Gather the lines that hold the string "المسند".
[start DATA PROVIDED]
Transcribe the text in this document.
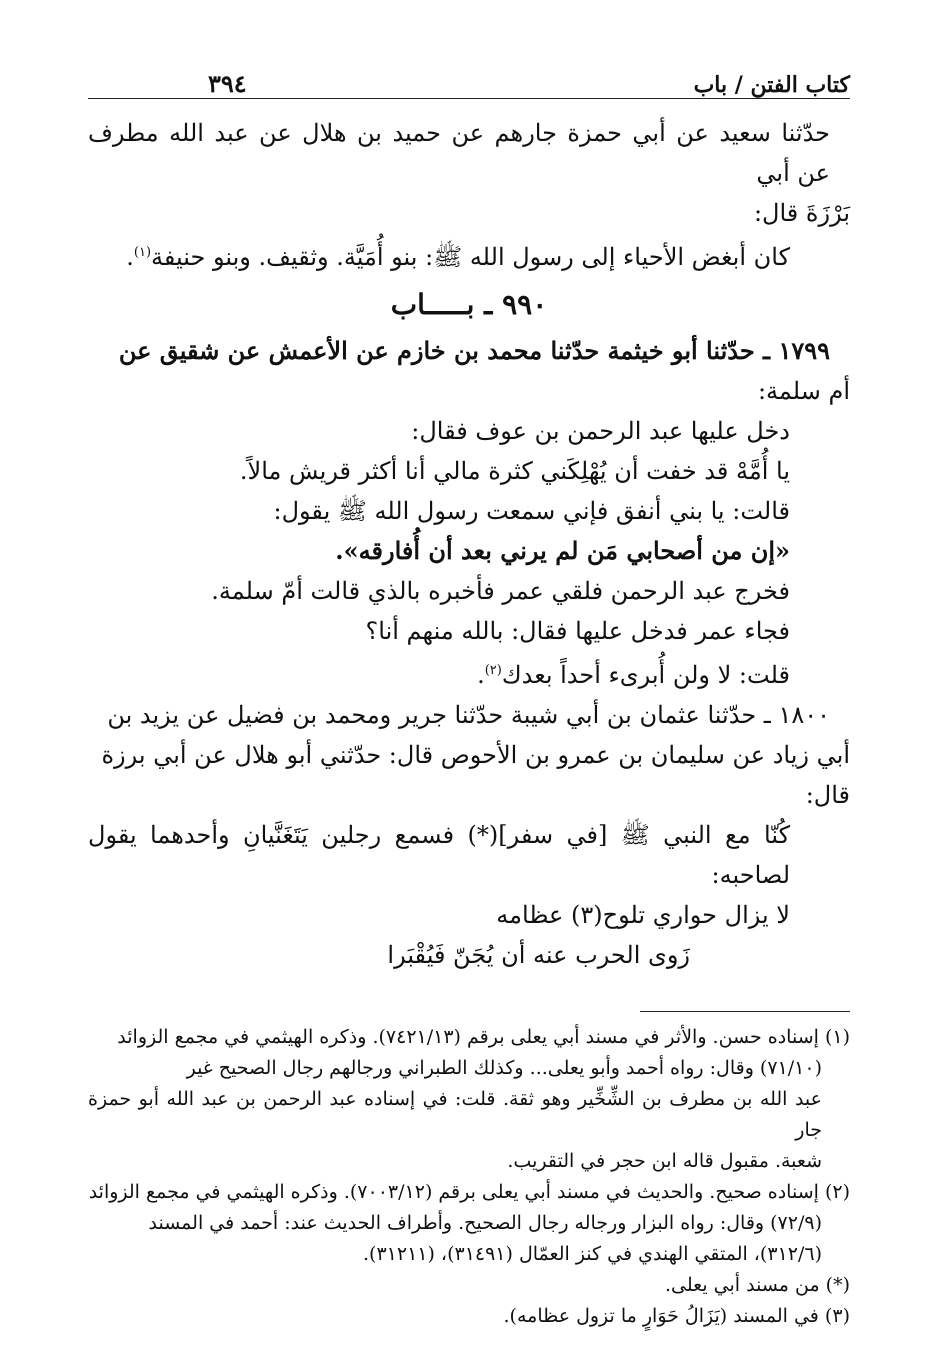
كتاب الفتن / باب
٣٩٤

حدّثنا سعيد عن أبي حمزة جارهم عن حميد بن هلال عن عبد الله مطرف عن أبي

بَرْزَةَ قال:

كان أبغض الأحياء إلى رسول الله ﷺ: بنو أُمَيَّة. وثقيف. وبنو حنيفة$^{(١)}$.

٩٩٠ ـ بـــــاب

١٧٩٩ ـ حدّثنا أبو خيثمة حدّثنا محمد بن خازم عن الأعمش عن شقيق عن

أم سلمة:

دخل عليها عبد الرحمن بن عوف فقال:

يا أُمَّهْ قد خفت أن يُهْلِكَني كثرة مالي أنا أكثر قريش مالاً.

قالت: يا بني أنفق فإني سمعت رسول الله ﷺ يقول:

«إن من أصحابي مَن لم يرني بعد أن أُفارقه».

فخرج عبد الرحمن فلقي عمر فأخبره بالذي قالت أمّ سلمة.

فجاء عمر فدخل عليها فقال: بالله منهم أنا؟

قلت: لا ولن أُبرىء أحداً بعدك$^{(٢)}$.

١٨٠٠ ـ حدّثنا عثمان بن أبي شيبة حدّثنا جرير ومحمد بن فضيل عن يزيد بن

أبي زياد عن سليمان بن عمرو بن الأحوص قال: حدّثني أبو هلال عن أبي برزة

قال:

كُنّا مع النبي ﷺ [في سفر](*) فسمع رجلين يَتَغَنَّيانِ وأحدهما يقول لصاحبه:

لا يزال حواري تلوح(٣) عظامه

زَوى الحرب عنه أن يُجَنّ فَيُقْبَرا

(١) إسناده حسن. والأثر في مسند أبي يعلى برقم (٧٤٢١/١٣). وذكره الهيثمي في مجمع الزوائد

(٧١/١٠) وقال: رواه أحمد وأبو يعلى... وكذلك الطبراني ورجالهم رجال الصحيح غير

عبد الله بن مطرف بن الشِّخِّير وهو ثقة. قلت: في إسناده عبد الرحمن بن عبد الله أبو حمزة جار

شعبة. مقبول قاله ابن حجر في التقريب.

(٢) إسناده صحيح. والحديث في مسند أبي يعلى برقم (٧٠٠٣/١٢). وذكره الهيثمي في مجمع الزوائد

(٧٢/٩) وقال: رواه البزار ورجاله رجال الصحيح. وأطراف الحديث عند: أحمد في المسند

(٣١٢/٦)، المتقي الهندي في كنز العمّال (٣١٤٩١)، (٣١٢١١).

(*) من مسند أبي يعلى.

(٣) في المسند (يَزَالُ حَوَارٍ ما تزول عظامه).
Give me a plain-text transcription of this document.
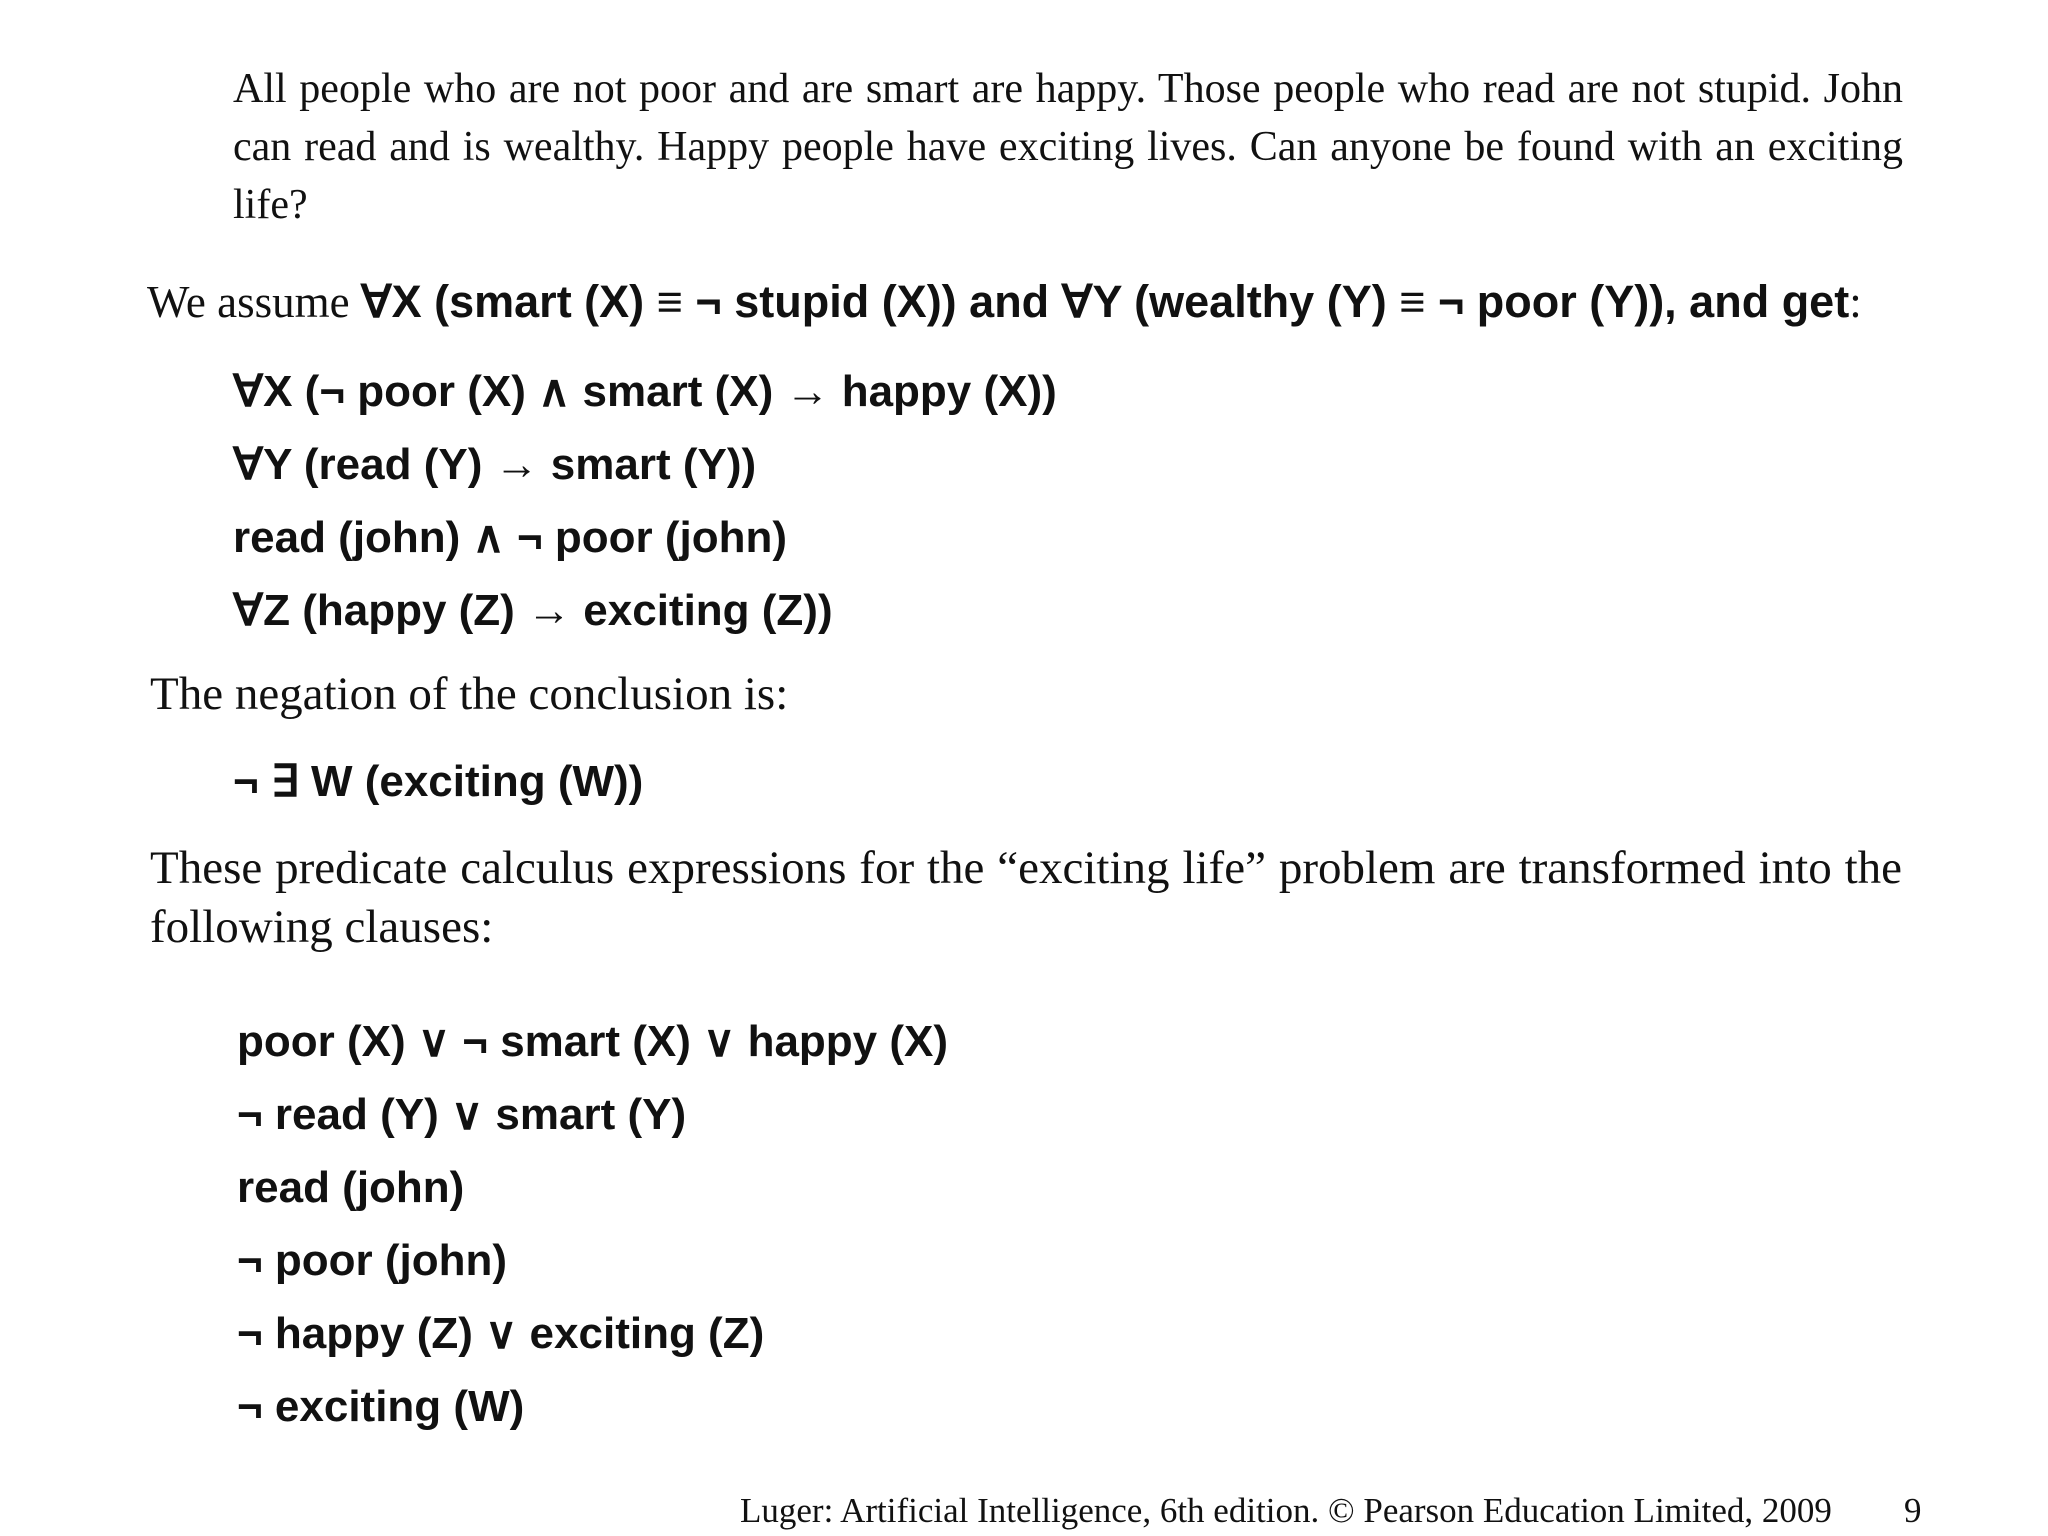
All people who are not poor and are smart are happy. Those people who read are not stupid. John can read and is wealthy. Happy people have exciting lives. Can anyone be found with an exciting life?
We assume ∀X (smart (X) ≡ ¬ stupid (X)) and ∀Y (wealthy (Y) ≡ ¬ poor (Y)), and get:
∀X (¬ poor (X) ∧ smart (X) → happy (X))
∀Y (read (Y) → smart (Y))
read (john) ∧ ¬ poor (john)
∀Z (happy (Z) → exciting (Z))
The negation of the conclusion is:
¬ ∃ W (exciting (W))
These predicate calculus expressions for the “exciting life” problem are transformed into the following clauses:
poor (X) ∨ ¬ smart (X) ∨ happy (X)
¬ read (Y) ∨ smart (Y)
read (john)
¬ poor (john)
¬ happy (Z) ∨ exciting (Z)
¬ exciting (W)
Luger: Artificial Intelligence, 6th edition. © Pearson Education Limited, 2009 9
[end DATA PROVIDED]
[ANSWER TO THE PROBLEM]
(٧٢/٩) وقال: رواه البزار ورجاله رجال الصحيح. وأطراف الحديث عند: أحمد في المسند
(٣) في المسند (يَزَالُ حَوَارٍ ما تزول عظامه).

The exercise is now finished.